From the entries, return every line where the string "Seronegative" shows up.

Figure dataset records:
○ ○ ○ ○ ○

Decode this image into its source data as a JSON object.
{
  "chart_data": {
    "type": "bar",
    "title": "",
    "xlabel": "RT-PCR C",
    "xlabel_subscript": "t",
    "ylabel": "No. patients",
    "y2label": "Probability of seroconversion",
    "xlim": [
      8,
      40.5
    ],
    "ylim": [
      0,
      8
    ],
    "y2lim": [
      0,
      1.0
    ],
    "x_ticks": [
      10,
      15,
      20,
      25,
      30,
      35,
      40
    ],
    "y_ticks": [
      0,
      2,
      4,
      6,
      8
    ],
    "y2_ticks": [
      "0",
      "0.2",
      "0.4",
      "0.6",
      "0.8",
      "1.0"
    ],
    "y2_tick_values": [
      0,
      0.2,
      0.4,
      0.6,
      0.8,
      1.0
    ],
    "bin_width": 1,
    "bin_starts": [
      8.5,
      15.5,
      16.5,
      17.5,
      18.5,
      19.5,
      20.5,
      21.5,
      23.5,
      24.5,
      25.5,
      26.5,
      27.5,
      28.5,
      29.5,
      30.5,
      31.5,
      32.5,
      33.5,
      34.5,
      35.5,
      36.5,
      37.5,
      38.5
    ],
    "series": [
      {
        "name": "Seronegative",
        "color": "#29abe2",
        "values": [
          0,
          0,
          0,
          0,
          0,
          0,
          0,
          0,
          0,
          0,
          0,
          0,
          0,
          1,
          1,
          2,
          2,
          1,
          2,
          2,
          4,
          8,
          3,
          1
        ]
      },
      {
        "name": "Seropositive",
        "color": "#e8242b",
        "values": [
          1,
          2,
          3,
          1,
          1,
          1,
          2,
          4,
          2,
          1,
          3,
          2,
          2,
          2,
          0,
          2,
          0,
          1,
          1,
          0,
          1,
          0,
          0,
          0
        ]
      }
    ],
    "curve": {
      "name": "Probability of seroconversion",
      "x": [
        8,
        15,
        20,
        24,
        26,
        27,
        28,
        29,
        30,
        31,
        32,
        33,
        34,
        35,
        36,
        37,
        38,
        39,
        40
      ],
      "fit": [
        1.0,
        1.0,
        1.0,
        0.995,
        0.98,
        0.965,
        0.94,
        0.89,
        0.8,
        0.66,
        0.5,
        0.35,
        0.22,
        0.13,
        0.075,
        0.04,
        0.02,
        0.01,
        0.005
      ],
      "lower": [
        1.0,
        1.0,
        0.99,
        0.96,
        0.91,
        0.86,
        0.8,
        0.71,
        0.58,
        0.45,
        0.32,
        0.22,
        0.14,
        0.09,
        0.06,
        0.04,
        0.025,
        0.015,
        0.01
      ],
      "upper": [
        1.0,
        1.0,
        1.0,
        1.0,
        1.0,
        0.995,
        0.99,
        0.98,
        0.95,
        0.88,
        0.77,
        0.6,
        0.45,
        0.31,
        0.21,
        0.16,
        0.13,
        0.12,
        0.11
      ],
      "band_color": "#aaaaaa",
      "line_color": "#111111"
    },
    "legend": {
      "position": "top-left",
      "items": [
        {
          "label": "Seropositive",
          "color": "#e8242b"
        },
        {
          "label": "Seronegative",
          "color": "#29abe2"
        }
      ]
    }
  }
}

○ ○ ○ ○ ○

=== ANSWER BOX ===
        "name": "Seronegative",
          "label": "Seronegative",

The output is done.